### Data in this exercise
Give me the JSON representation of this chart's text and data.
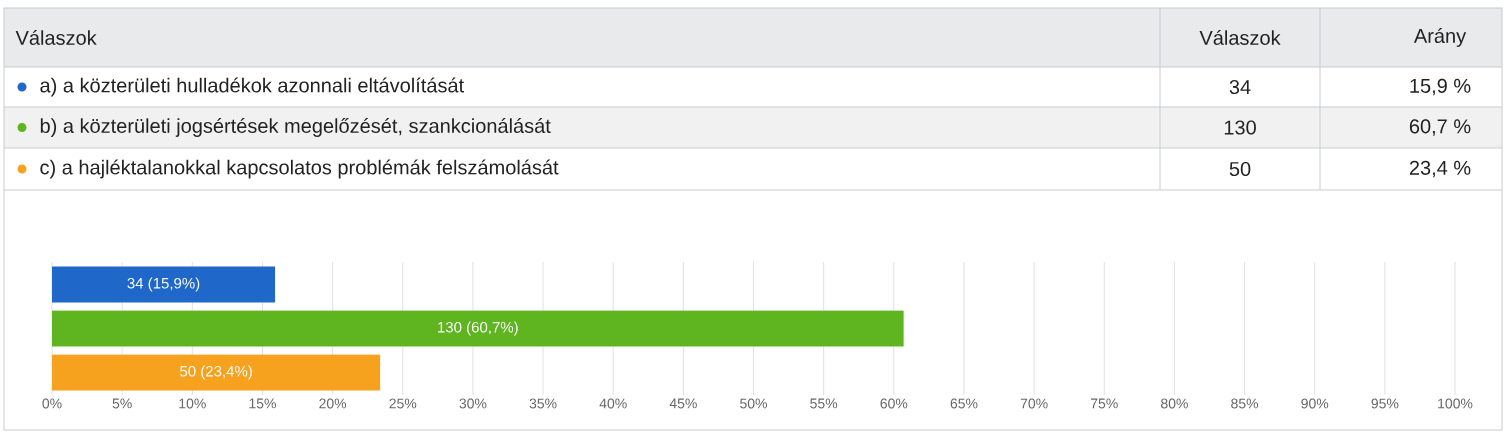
{
  "chart_data": {
    "type": "bar",
    "orientation": "horizontal",
    "categories": [
      null
    ],
    "series": [
      {
        "name": "a) a közterületi hulladékok azonnali eltávolítását",
        "color": "#1f68c9",
        "values": [
          15.9
        ],
        "value_labels": [
          "34 (15,9%)"
        ]
      },
      {
        "name": "b) a közterületi jogsértések megelőzését, szankcionálását",
        "color": "#5fb520",
        "values": [
          60.7
        ],
        "value_labels": [
          "130 (60,7%)"
        ]
      },
      {
        "name": "c) a hajléktalanokkal kapcsolatos problémák felszámolását",
        "color": "#f7a21f",
        "values": [
          23.4
        ],
        "value_labels": [
          "50 (23,4%)"
        ]
      }
    ],
    "legend": "top",
    "xlim": [
      0,
      100
    ],
    "xticks": [
      {
        "value": 0,
        "label": "0%"
      },
      {
        "value": 5,
        "label": "5%"
      },
      {
        "value": 10,
        "label": "10%"
      },
      {
        "value": 15,
        "label": "15%"
      },
      {
        "value": 20,
        "label": "20%"
      },
      {
        "value": 25,
        "label": "25%"
      },
      {
        "value": 30,
        "label": "30%"
      },
      {
        "value": 35,
        "label": "35%"
      },
      {
        "value": 40,
        "label": "40%"
      },
      {
        "value": 45,
        "label": "45%"
      },
      {
        "value": 50,
        "label": "50%"
      },
      {
        "value": 55,
        "label": "55%"
      },
      {
        "value": 60,
        "label": "60%"
      },
      {
        "value": 65,
        "label": "65%"
      },
      {
        "value": 70,
        "label": "70%"
      },
      {
        "value": 75,
        "label": "75%"
      },
      {
        "value": 80,
        "label": "80%"
      },
      {
        "value": 85,
        "label": "85%"
      },
      {
        "value": 90,
        "label": "90%"
      },
      {
        "value": 95,
        "label": "95%"
      },
      {
        "value": 100,
        "label": "100%"
      }
    ],
    "grid": "x",
    "annotations": [
      "Válaszok",
      "Válaszok",
      "Arány",
      "34",
      "15,9 %",
      "130",
      "60,7 %",
      "50",
      "23,4 %"
    ]
  }
}
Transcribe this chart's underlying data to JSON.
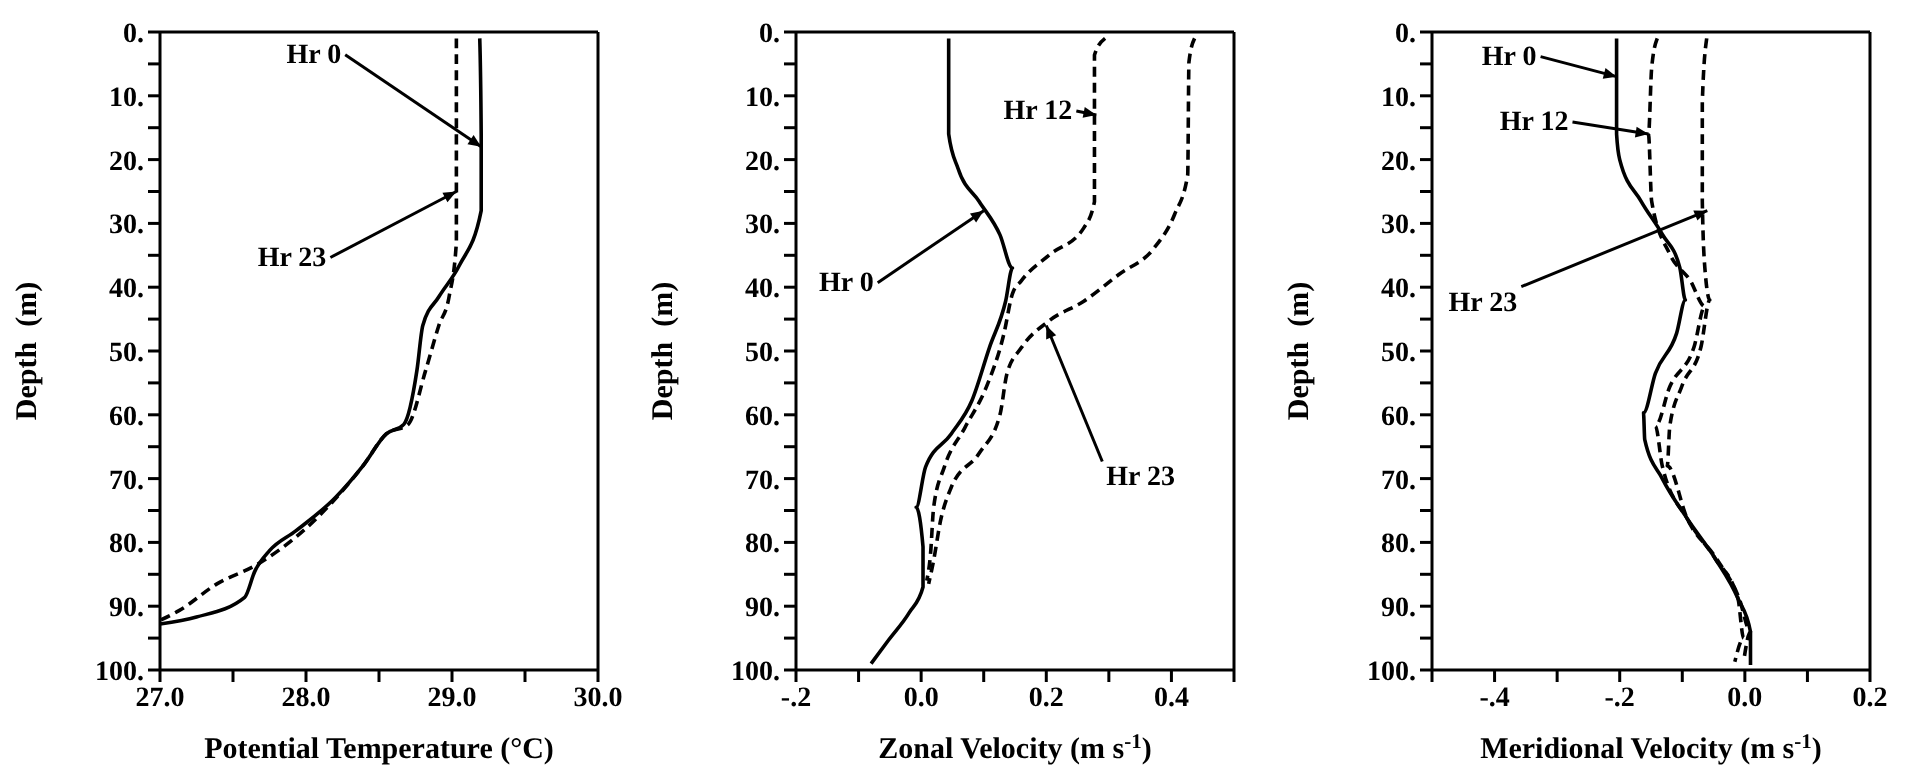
{
  "chart_data": [
    {
      "type": "line",
      "xlabel": "Potential Temperature (°C)",
      "ylabel": "Depth  (m)",
      "xlim": [
        27,
        30
      ],
      "ylim": [
        100,
        0
      ],
      "xticks": [
        {
          "value": 27,
          "label": "27.0"
        },
        {
          "value": 27.5,
          "label": null
        },
        {
          "value": 28,
          "label": "28.0"
        },
        {
          "value": 28.5,
          "label": null
        },
        {
          "value": 29,
          "label": "29.0"
        },
        {
          "value": 29.5,
          "label": null
        },
        {
          "value": 30,
          "label": "30.0"
        }
      ],
      "yticks": [
        {
          "value": 0,
          "label": "0."
        },
        {
          "value": 5,
          "label": null
        },
        {
          "value": 10,
          "label": "10."
        },
        {
          "value": 15,
          "label": null
        },
        {
          "value": 20,
          "label": "20."
        },
        {
          "value": 25,
          "label": null
        },
        {
          "value": 30,
          "label": "30."
        },
        {
          "value": 35,
          "label": null
        },
        {
          "value": 40,
          "label": "40."
        },
        {
          "value": 45,
          "label": null
        },
        {
          "value": 50,
          "label": "50."
        },
        {
          "value": 55,
          "label": null
        },
        {
          "value": 60,
          "label": "60."
        },
        {
          "value": 65,
          "label": null
        },
        {
          "value": 70,
          "label": "70."
        },
        {
          "value": 75,
          "label": null
        },
        {
          "value": 80,
          "label": "80."
        },
        {
          "value": 85,
          "label": null
        },
        {
          "value": 90,
          "label": "90."
        },
        {
          "value": 95,
          "label": null
        },
        {
          "value": 100,
          "label": "100."
        }
      ],
      "series": [
        {
          "color": "#000000",
          "line_style": "solid",
          "x": [
            29.19,
            29.2,
            29.2,
            29.05,
            28.91,
            28.8,
            28.76,
            28.67,
            28.55,
            28.39,
            28.2,
            27.93,
            27.75,
            27.65,
            27.58,
            27.25,
            27.0
          ],
          "values": [
            1,
            16,
            28,
            36.6,
            41.5,
            46,
            53,
            61.5,
            63,
            68,
            73,
            78.2,
            81.3,
            84.5,
            88.6,
            91.7,
            92.8
          ]
        },
        {
          "color": "#000000",
          "line_style": "dashed",
          "x": [
            29.03,
            29.03,
            28.98,
            28.91,
            28.82,
            28.7,
            28.55,
            28.39,
            27.98,
            27.67,
            27.39,
            27.13,
            27.0
          ],
          "values": [
            1,
            33,
            41.5,
            46,
            53,
            61.5,
            63,
            68,
            78.2,
            83.4,
            86.5,
            90.7,
            92.2
          ]
        }
      ],
      "annotations": [
        {
          "text": "Hr 0",
          "x": 29.2,
          "y": 18
        },
        {
          "text": "Hr 23",
          "x": 29.03,
          "y": 25
        }
      ]
    },
    {
      "type": "line",
      "xlabel": "Zonal Velocity (m s$^{-1}$)",
      "ylabel": "Depth  (m)",
      "xlim": [
        -0.2,
        0.5
      ],
      "ylim": [
        100,
        0
      ],
      "xticks": [
        {
          "value": -0.2,
          "label": "-.2"
        },
        {
          "value": -0.1,
          "label": null
        },
        {
          "value": 0,
          "label": "0.0"
        },
        {
          "value": 0.1,
          "label": null
        },
        {
          "value": 0.2,
          "label": "0.2"
        },
        {
          "value": 0.3,
          "label": null
        },
        {
          "value": 0.4,
          "label": "0.4"
        },
        {
          "value": 0.5,
          "label": null
        }
      ],
      "yticks": [
        {
          "value": 0,
          "label": "0."
        },
        {
          "value": 5,
          "label": null
        },
        {
          "value": 10,
          "label": "10."
        },
        {
          "value": 15,
          "label": null
        },
        {
          "value": 20,
          "label": "20."
        },
        {
          "value": 25,
          "label": null
        },
        {
          "value": 30,
          "label": "30."
        },
        {
          "value": 35,
          "label": null
        },
        {
          "value": 40,
          "label": "40."
        },
        {
          "value": 45,
          "label": null
        },
        {
          "value": 50,
          "label": "50."
        },
        {
          "value": 55,
          "label": null
        },
        {
          "value": 60,
          "label": "60."
        },
        {
          "value": 65,
          "label": null
        },
        {
          "value": 70,
          "label": "70."
        },
        {
          "value": 75,
          "label": null
        },
        {
          "value": 80,
          "label": "80."
        },
        {
          "value": 85,
          "label": null
        },
        {
          "value": 90,
          "label": "90."
        },
        {
          "value": 95,
          "label": null
        },
        {
          "value": 100,
          "label": "100."
        }
      ],
      "series": [
        {
          "color": "#000000",
          "line_style": "solid",
          "x": [
            0.044,
            0.044,
            0.059,
            0.093,
            0.126,
            0.146,
            0.135,
            0.109,
            0.081,
            0.048,
            0.007,
            -0.008,
            0.003,
            0.003,
            -0.019,
            -0.052,
            -0.08
          ],
          "values": [
            1,
            16,
            21.4,
            26.6,
            31.8,
            37,
            42.2,
            49.5,
            57.8,
            63,
            68.2,
            74.5,
            80.7,
            87,
            91,
            95.3,
            99
          ]
        },
        {
          "color": "#000000",
          "line_style": "dashed",
          "x": [
            0.294,
            0.277,
            0.277,
            0.26,
            0.204,
            0.16,
            0.146,
            0.132,
            0.104,
            0.07,
            0.037,
            0.02,
            0.015,
            0.009
          ],
          "values": [
            1,
            3.6,
            26.6,
            30.7,
            35,
            39,
            41,
            47.4,
            55.7,
            62,
            68.2,
            74.5,
            81.8,
            86
          ]
        },
        {
          "color": "#000000",
          "line_style": "dashed",
          "x": [
            0.437,
            0.428,
            0.426,
            0.405,
            0.372,
            0.316,
            0.26,
            0.204,
            0.16,
            0.137,
            0.126,
            0.093,
            0.048,
            0.031,
            0.02,
            0.012
          ],
          "values": [
            1,
            4.7,
            22.4,
            28.6,
            33.9,
            38,
            42.2,
            45.3,
            49.5,
            53.6,
            60,
            66,
            71.4,
            76.6,
            82.8,
            86.5
          ]
        }
      ],
      "annotations": [
        {
          "text": "Hr 12",
          "x": 0.28,
          "y": 13
        },
        {
          "text": "Hr 0",
          "x": 0.1,
          "y": 28
        },
        {
          "text": "Hr 23",
          "x": 0.2,
          "y": 46
        }
      ]
    },
    {
      "type": "line",
      "xlabel": "Meridional Velocity (m s$^{-1}$)",
      "ylabel": "Depth  (m)",
      "xlim": [
        -0.5,
        0.2
      ],
      "ylim": [
        100,
        0
      ],
      "xticks": [
        {
          "value": -0.5,
          "label": null
        },
        {
          "value": -0.4,
          "label": "-.4"
        },
        {
          "value": -0.3,
          "label": null
        },
        {
          "value": -0.2,
          "label": "-.2"
        },
        {
          "value": -0.1,
          "label": null
        },
        {
          "value": 0,
          "label": "0.0"
        },
        {
          "value": 0.1,
          "label": null
        },
        {
          "value": 0.2,
          "label": "0.2"
        }
      ],
      "yticks": [
        {
          "value": 0,
          "label": "0."
        },
        {
          "value": 5,
          "label": null
        },
        {
          "value": 10,
          "label": "10."
        },
        {
          "value": 15,
          "label": null
        },
        {
          "value": 20,
          "label": "20."
        },
        {
          "value": 25,
          "label": null
        },
        {
          "value": 30,
          "label": "30."
        },
        {
          "value": 35,
          "label": null
        },
        {
          "value": 40,
          "label": "40."
        },
        {
          "value": 45,
          "label": null
        },
        {
          "value": 50,
          "label": "50."
        },
        {
          "value": 55,
          "label": null
        },
        {
          "value": 60,
          "label": "60."
        },
        {
          "value": 65,
          "label": null
        },
        {
          "value": 70,
          "label": "70."
        },
        {
          "value": 75,
          "label": null
        },
        {
          "value": 80,
          "label": "80."
        },
        {
          "value": 85,
          "label": null
        },
        {
          "value": 90,
          "label": "90."
        },
        {
          "value": 95,
          "label": null
        },
        {
          "value": 100,
          "label": "100."
        }
      ],
      "series": [
        {
          "color": "#000000",
          "line_style": "solid",
          "x": [
            -0.205,
            -0.205,
            -0.2,
            -0.166,
            -0.132,
            -0.104,
            -0.095,
            -0.109,
            -0.143,
            -0.162,
            -0.16,
            -0.132,
            -0.092,
            -0.047,
            -0.011,
            0.009,
            0.009
          ],
          "values": [
            1,
            16,
            20,
            26.5,
            31.7,
            36.9,
            42,
            47.2,
            53.5,
            59.7,
            63.9,
            70,
            76.3,
            82.6,
            88.8,
            94,
            99.2
          ]
        },
        {
          "color": "#000000",
          "line_style": "dashed",
          "x": [
            -0.14,
            -0.149,
            -0.154,
            -0.149,
            -0.12,
            -0.087,
            -0.064,
            -0.081,
            -0.12,
            -0.143,
            -0.132,
            -0.092,
            -0.047,
            -0.011,
            -0.002,
            -0.016
          ],
          "values": [
            1,
            5.7,
            16.1,
            26.5,
            34.8,
            39,
            43,
            49.3,
            55.6,
            61.8,
            68,
            76.3,
            82.6,
            88.8,
            95,
            98.7
          ]
        },
        {
          "color": "#000000",
          "line_style": "dashed",
          "x": [
            -0.061,
            -0.068,
            -0.068,
            -0.064,
            -0.056,
            -0.07,
            -0.101,
            -0.12,
            -0.124,
            -0.092,
            -0.045,
            -0.009,
            0.009,
            -0.002
          ],
          "values": [
            1,
            11,
            26.5,
            36.9,
            42,
            49.3,
            55.6,
            61.8,
            68,
            76.3,
            82.6,
            88.8,
            94,
            98.7
          ]
        }
      ],
      "annotations": [
        {
          "text": "Hr 0",
          "x": -0.205,
          "y": 7
        },
        {
          "text": "Hr 12",
          "x": -0.154,
          "y": 16
        },
        {
          "text": "Hr 23",
          "x": -0.06,
          "y": 28
        }
      ]
    }
  ]
}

### What this task involves
Working from the listing above, pick out every line that has "JSON" and copy it.

### Reply
Give me the JSON representation of this chart's text and data.
Transcribe this chart's underlying data to JSON.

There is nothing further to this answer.